== EXERCISE ==
Extract all lines from the data beneath that include the word "відмінок".

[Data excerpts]
-*-*-

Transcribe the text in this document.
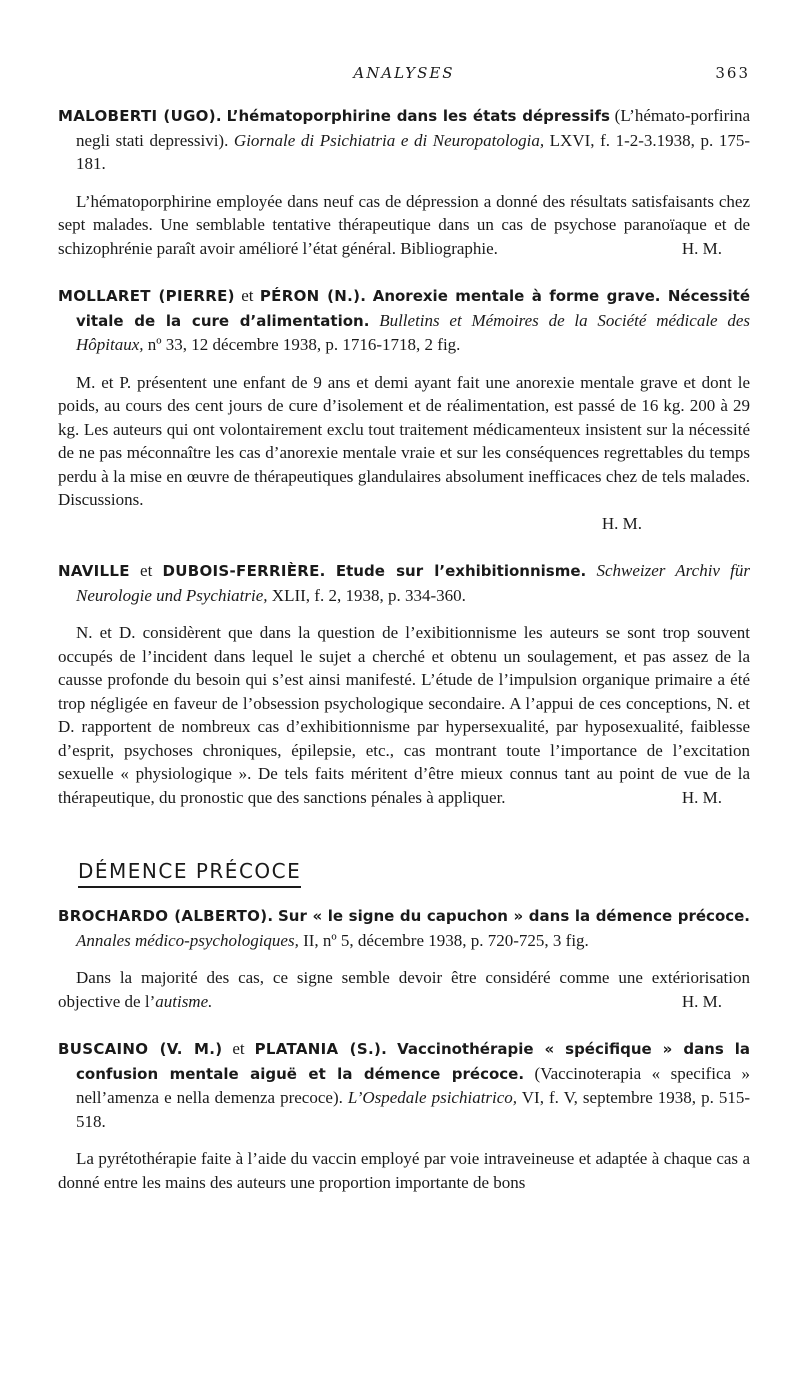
ANALYSES	363

MALOBERTI (UGO). L’hématoporphirine dans les états dépressifs (L’hémato-porfirina negli stati depressivi). Giornale di Psichiatria e di Neuropatologia, LXVI, f. 1-2-3.1938, p. 175-181.

L’hématoporphirine employée dans neuf cas de dépression a donné des résultats satisfaisants chez sept malades. Une semblable tentative thérapeutique dans un cas de psychose paranoïaque et de schizophrénie paraît avoir amélioré l’état général. Bibliographie.	H. M.

MOLLARET (PIERRE) et PÉRON (N.). Anorexie mentale à forme grave. Nécessité vitale de la cure d’alimentation. Bulletins et Mémoires de la Société médicale des Hôpitaux, nº 33, 12 décembre 1938, p. 1716-1718, 2 fig.

M. et P. présentent une enfant de 9 ans et demi ayant fait une anorexie mentale grave et dont le poids, au cours des cent jours de cure d’isolement et de réalimentation, est passé de 16 kg. 200 à 29 kg. Les auteurs qui ont volontairement exclu tout traitement médicamenteux insistent sur la nécessité de ne pas méconnaître les cas d’anorexie mentale vraie et sur les conséquences regrettables du temps perdu à la mise en œuvre de thérapeutiques glandulaires absolument inefficaces chez de tels malades. Discussions.

H. M.

NAVILLE et DUBOIS-FERRIÈRE. Etude sur l’exhibitionnisme. Schweizer Archiv für Neurologie und Psychiatrie, XLII, f. 2, 1938, p. 334-360.

N. et D. considèrent que dans la question de l’exibitionnisme les auteurs se sont trop souvent occupés de l’incident dans lequel le sujet a cherché et obtenu un soulagement, et pas assez de la causse profonde du besoin qui s’est ainsi manifesté. L’étude de l’impulsion organique primaire a été trop négligée en faveur de l’obsession psychologique secondaire. A l’appui de ces conceptions, N. et D. rapportent de nombreux cas d’exhibitionnisme par hypersexualité, par hyposexualité, faiblesse d’esprit, psychoses chroniques, épilepsie, etc., cas montrant toute l’importance de l’excitation sexuelle « physiologique ». De tels faits méritent d’être mieux connus tant au point de vue de la thérapeutique, du pronostic que des sanctions pénales à appliquer.	H. M.

DÉMENCE PRÉCOCE

BROCHARDO (ALBERTO). Sur « le signe du capuchon » dans la démence précoce. Annales médico-psychologiques, II, nº 5, décembre 1938, p. 720-725, 3 fig.

Dans la majorité des cas, ce signe semble devoir être considéré comme une extériorisation objective de l’autisme.	H. M.

BUSCAINO (V. M.) et PLATANIA (S.). Vaccinothérapie « spécifique » dans la confusion mentale aiguë et la démence précoce. (Vaccinoterapia « specifica » nell’amenza e nella demenza precoce). L’Ospedale psichiatrico, VI, f. V, septembre 1938, p. 515-518.

La pyrétothérapie faite à l’aide du vaccin employé par voie intraveineuse et adaptée à chaque cas a donné entre les mains des auteurs une proportion importante de bons
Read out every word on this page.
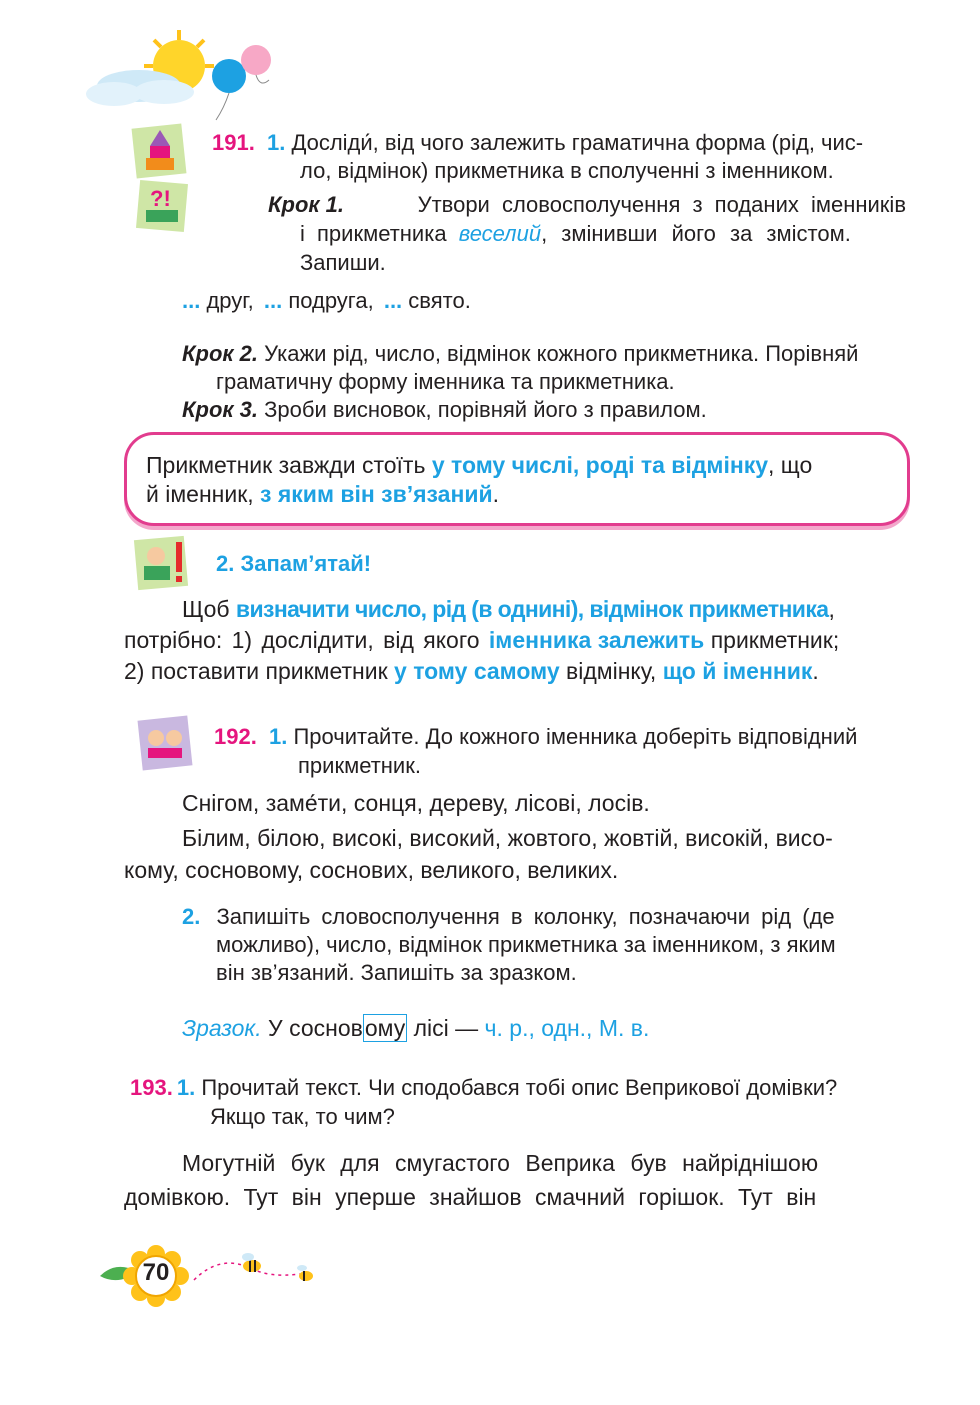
?!
191. 1. Досліди́, від чого залежить граматична форма (рід, чис-
ло, відмінок) прикметника в сполученні з іменником.
Крок 1.	Утвори словосполучення з поданих іменників
і прикметника веселий, змінивши його за змістом.
Запиши.
... друг, ... подруга, ... свято.
Крок 2. Укажи рід, число, відмінок кожного прикметника. Порівняй
граматичну форму іменника та прикметника.
Крок 3. Зроби висновок, порівняй його з правилом.
Прикметник завжди стоїть у тому числі, роді та відмінку, що
й іменник, з яким він зв’язаний.
2. Запам’ятай!
Щоб визначити число, рід (в однині), відмінок прикметника,
потрібно: 1) дослідити, від якого іменника залежить прикметник;
2) поставити прикметник у тому самому відмінку, що й іменник.
192. 1. Прочитайте. До кожного іменника доберіть відповідний
прикметник.
Снігом, заме́ти, сонця, дереву, лісові, лосів.
Білим, білою, високі, високий, жовтого, жовтій, високій, висо-
кому, сосновому, соснових, великого, великих.
2. Запишіть словосполучення в колонку, позначаючи рід (де
можливо), число, відмінок прикметника за іменником, з яким
він зв’язаний. Запишіть за зразком.
Зразок. У сосновому лісі — ч. р., одн., М. в.
193. 1. Прочитай текст. Чи сподобався тобі опис Веприкової домівки?
Якщо так, то чим?
Могутній бук для смугастого Веприка був найріднішою
домівкою. Тут він уперше знайшов смачний горішок. Тут він
70
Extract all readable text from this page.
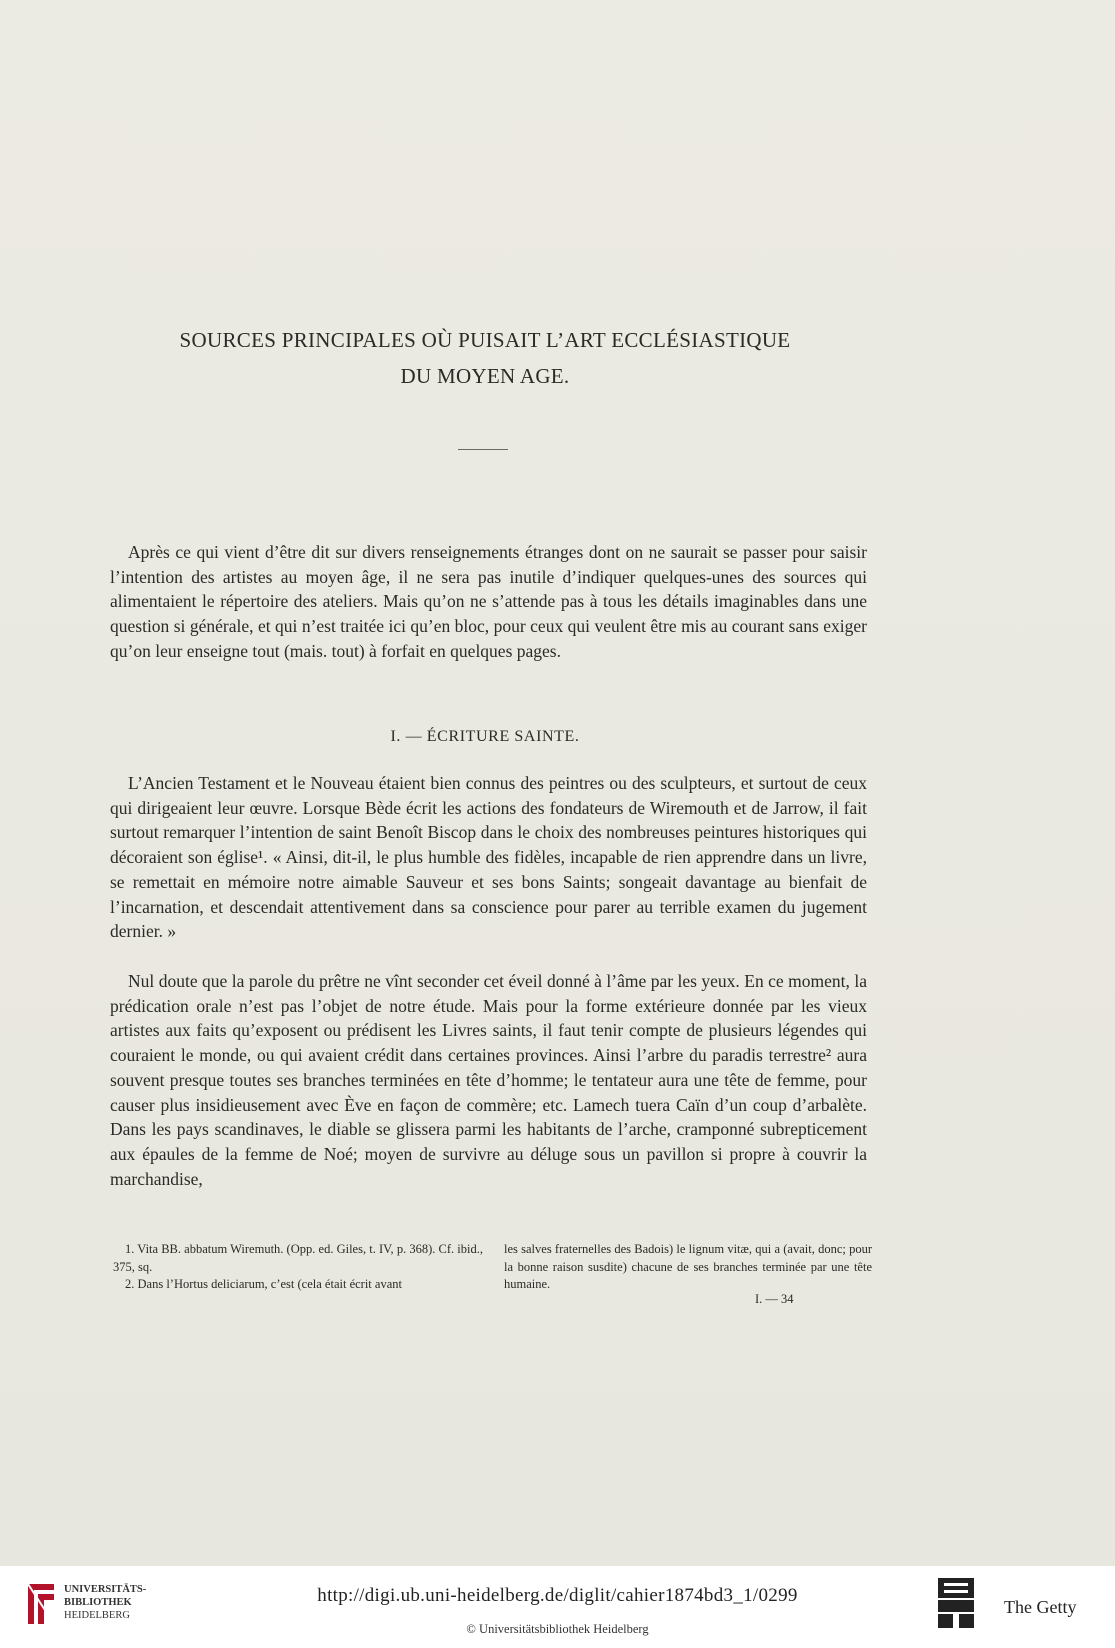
SOURCES PRINCIPALES OÙ PUISAIT L’ART ECCLÉSIASTIQUE
DU MOYEN AGE.
Après ce qui vient d’être dit sur divers renseignements étranges dont on ne saurait se passer pour saisir l’intention des artistes au moyen âge, il ne sera pas inutile d’indiquer quelques-unes des sources qui alimentaient le répertoire des ateliers. Mais qu’on ne s’attende pas à tous les détails imaginables dans une question si générale, et qui n’est traitée ici qu’en bloc, pour ceux qui veulent être mis au courant sans exiger qu’on leur enseigne tout (mais. tout) à forfait en quelques pages.
I. — ÉCRITURE SAINTE.
L’Ancien Testament et le Nouveau étaient bien connus des peintres ou des sculpteurs, et surtout de ceux qui dirigeaient leur œuvre. Lorsque Bède écrit les actions des fondateurs de Wiremouth et de Jarrow, il fait surtout remarquer l’intention de saint Benoît Biscop dans le choix des nombreuses peintures historiques qui décoraient son église¹. « Ainsi, dit-il, le plus humble des fidèles, incapable de rien apprendre dans un livre, se remettait en mémoire notre aimable Sauveur et ses bons Saints; songeait davantage au bienfait de l’incarnation, et descendait attentivement dans sa conscience pour parer au terrible examen du jugement dernier. »
Nul doute que la parole du prêtre ne vînt seconder cet éveil donné à l’âme par les yeux. En ce moment, la prédication orale n’est pas l’objet de notre étude. Mais pour la forme extérieure donnée par les vieux artistes aux faits qu’exposent ou prédisent les Livres saints, il faut tenir compte de plusieurs légendes qui couraient le monde, ou qui avaient crédit dans certaines provinces. Ainsi l’arbre du paradis terrestre² aura souvent presque toutes ses branches terminées en tête d’homme; le tentateur aura une tête de femme, pour causer plus insidieusement avec Ève en façon de commère; etc. Lamech tuera Caïn d’un coup d’arbalète. Dans les pays scandinaves, le diable se glissera parmi les habitants de l’arche, cramponné subrepticement aux épaules de la femme de Noé; moyen de survivre au déluge sous un pavillon si propre à couvrir la marchandise,

1. Vita BB. abbatum Wiremuth. (Opp. ed. Giles, t. IV, p. 368). Cf. ibid., 375, sq.

2. Dans l’Hortus deliciarum, c’est (cela était écrit avant

les salves fraternelles des Badois) le lignum vitæ, qui a (avait, donc; pour la bonne raison susdite) chacune de ses branches terminée par une tête humaine.

I. — 34
UNIVERSITÄTS-
BIBLIOTHEK
HEIDELBERG
http://digi.ub.uni-heidelberg.de/diglit/cahier1874bd3_1/0299
© Universitätsbibliothek Heidelberg
The Getty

-*-*-

== EXERCISE RESULT ==
ло, відмінок) прикметника в сполученні з іменником.
Крок 2. Укажи рід, число, відмінок кожного прикметника. Порівняй
Щоб визначити число, рід (в однині), відмінок прикметника,
можливо), число, відмінок прикметника за іменником, з яким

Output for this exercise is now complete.